* [Problem details]:
All entries must be extracted exactly, with nothing added or dropped.

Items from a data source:
_ _ _ _
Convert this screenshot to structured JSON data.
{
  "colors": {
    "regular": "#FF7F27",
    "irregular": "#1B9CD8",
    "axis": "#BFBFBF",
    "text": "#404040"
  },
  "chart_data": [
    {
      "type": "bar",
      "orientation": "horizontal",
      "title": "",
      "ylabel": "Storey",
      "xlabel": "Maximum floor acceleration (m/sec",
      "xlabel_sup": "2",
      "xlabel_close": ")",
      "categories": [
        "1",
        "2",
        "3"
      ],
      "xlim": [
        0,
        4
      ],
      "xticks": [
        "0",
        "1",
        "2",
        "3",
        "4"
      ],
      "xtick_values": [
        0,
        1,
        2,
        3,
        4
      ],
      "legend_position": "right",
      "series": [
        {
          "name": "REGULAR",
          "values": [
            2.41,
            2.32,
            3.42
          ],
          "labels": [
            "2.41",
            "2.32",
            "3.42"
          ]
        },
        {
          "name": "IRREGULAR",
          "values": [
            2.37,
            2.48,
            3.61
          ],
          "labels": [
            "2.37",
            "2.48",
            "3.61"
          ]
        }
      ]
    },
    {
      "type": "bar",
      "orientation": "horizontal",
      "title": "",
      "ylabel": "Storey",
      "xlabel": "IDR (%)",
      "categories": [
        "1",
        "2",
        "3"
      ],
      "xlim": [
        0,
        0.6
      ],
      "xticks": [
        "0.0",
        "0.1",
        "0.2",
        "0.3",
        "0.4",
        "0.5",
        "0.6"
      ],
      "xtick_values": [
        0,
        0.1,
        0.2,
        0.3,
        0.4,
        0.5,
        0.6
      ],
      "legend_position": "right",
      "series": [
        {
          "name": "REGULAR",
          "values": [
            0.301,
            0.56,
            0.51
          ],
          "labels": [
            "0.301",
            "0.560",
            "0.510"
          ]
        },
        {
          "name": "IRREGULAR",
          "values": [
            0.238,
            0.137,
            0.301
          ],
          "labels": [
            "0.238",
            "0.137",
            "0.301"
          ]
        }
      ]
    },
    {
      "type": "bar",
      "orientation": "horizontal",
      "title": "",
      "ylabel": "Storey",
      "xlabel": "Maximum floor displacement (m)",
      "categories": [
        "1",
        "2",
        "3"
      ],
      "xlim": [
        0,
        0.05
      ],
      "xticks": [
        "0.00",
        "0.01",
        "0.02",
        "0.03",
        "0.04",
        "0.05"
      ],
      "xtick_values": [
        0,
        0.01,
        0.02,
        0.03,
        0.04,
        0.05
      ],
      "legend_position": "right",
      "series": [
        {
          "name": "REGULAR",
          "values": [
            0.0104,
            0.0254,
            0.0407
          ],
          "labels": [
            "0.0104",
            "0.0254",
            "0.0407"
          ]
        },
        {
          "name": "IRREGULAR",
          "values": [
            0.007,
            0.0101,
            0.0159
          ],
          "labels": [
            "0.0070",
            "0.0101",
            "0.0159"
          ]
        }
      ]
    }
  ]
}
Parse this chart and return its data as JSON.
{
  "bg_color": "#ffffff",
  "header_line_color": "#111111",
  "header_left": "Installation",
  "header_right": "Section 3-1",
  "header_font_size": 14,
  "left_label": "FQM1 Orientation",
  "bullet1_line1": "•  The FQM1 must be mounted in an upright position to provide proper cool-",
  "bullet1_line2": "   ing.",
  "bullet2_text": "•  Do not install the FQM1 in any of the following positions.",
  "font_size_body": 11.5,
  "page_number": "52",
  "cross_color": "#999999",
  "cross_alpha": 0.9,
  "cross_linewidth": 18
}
_ _ _ _
* [Exercise response]:
Convert this screenshot to structured JSON data.
{
  "colors": {
    "regular": "#FF7F27",
    "irregular": "#1B9CD8",
    "axis": "#BFBFBF",
    "text": "#404040"
  },
  "chart_data": [
    {
      "type": "bar",
      "orientation": "horizontal",
      "title": "",
      "ylabel": "Storey",
      "xlabel": "Maximum floor acceleration (m/sec",
      "xlabel_sup": "2",
      "xlabel_close": ")",
      "categories": [
        "1",
        "2",
        "3"
      ],
      "xlim": [
        0,
        4
      ],
      "xticks": [
        "0",
        "1",
        "2",
        "3",
        "4"
      ],
      "xtick_values": [
        0,
        1,
        2,
        3,
        4
      ],
      "legend_position": "right",
      "series": [
        {
          "name": "REGULAR",
          "values": [
            2.41,
            2.32,
            3.42
          ],
          "labels": [
            "2.41",
            "2.32",
            "3.42"
          ]
        },
        {
          "name": "IRREGULAR",
          "values": [
            2.37,
            2.48,
            3.61
          ],
          "labels": [
            "2.37",
            "2.48",
            "3.61"
          ]
        }
      ]
    },
    {
      "type": "bar",
      "orientation": "horizontal",
      "title": "",
      "ylabel": "Storey",
      "xlabel": "IDR (%)",
      "categories": [
        "1",
        "2",
        "3"
      ],
      "xlim": [
        0,
        0.6
      ],
      "xticks": [
        "0.0",
        "0.1",
        "0.2",
        "0.3",
        "0.4",
        "0.5",
        "0.6"
      ],
      "xtick_values": [
        0,
        0.1,
        0.2,
        0.3,
        0.4,
        0.5,
        0.6
      ],
      "legend_position": "right",
      "series": [
        {
          "name": "REGULAR",
          "values": [
            0.301,
            0.56,
            0.51
          ],
          "labels": [
            "0.301",
            "0.560",
            "0.510"
          ]
        },
        {
          "name": "IRREGULAR",
          "values": [
            0.238,
            0.137,
            0.301
          ],
          "labels": [
            "0.238",
            "0.137",
            "0.301"
          ]
        }
      ]
    },
    {
      "type": "bar",
      "orientation": "horizontal",
      "title": "",
      "ylabel": "Storey",
      "xlabel": "Maximum floor displacement (m)",
      "categories": [
        "1",
        "2",
        "3"
      ],
      "xlim": [
        0,
        0.05
      ],
      "xticks": [
        "0.00",
        "0.01",
        "0.02",
        "0.03",
        "0.04",
        "0.05"
      ],
      "xtick_values": [
        0,
        0.01,
        0.02,
        0.03,
        0.04,
        0.05
      ],
      "legend_position": "right",
      "series": [
        {
          "name": "REGULAR",
          "values": [
            0.0104,
            0.0254,
            0.0407
          ],
          "labels": [
            "0.0104",
            "0.0254",
            "0.0407"
          ]
        },
        {
          "name": "IRREGULAR",
          "values": [
            0.007,
            0.0101,
            0.0159
          ],
          "labels": [
            "0.0070",
            "0.0101",
            "0.0159"
          ]
        }
      ]
    }
  ]
}
Parse this chart and return its data as JSON.
{
  "bg_color": "#ffffff",
  "header_line_color": "#111111",
  "header_left": "Installation",
  "header_right": "Section 3-1",
  "header_font_size": 14,
  "left_label": "FQM1 Orientation",
  "bullet1_line1": "•  The FQM1 must be mounted in an upright position to provide proper cool-",
  "bullet1_line2": "   ing.",
  "bullet2_text": "•  Do not install the FQM1 in any of the following positions.",
  "font_size_body": 11.5,
  "page_number": "52",
  "cross_color": "#999999",
  "cross_alpha": 0.9,
  "cross_linewidth": 18
}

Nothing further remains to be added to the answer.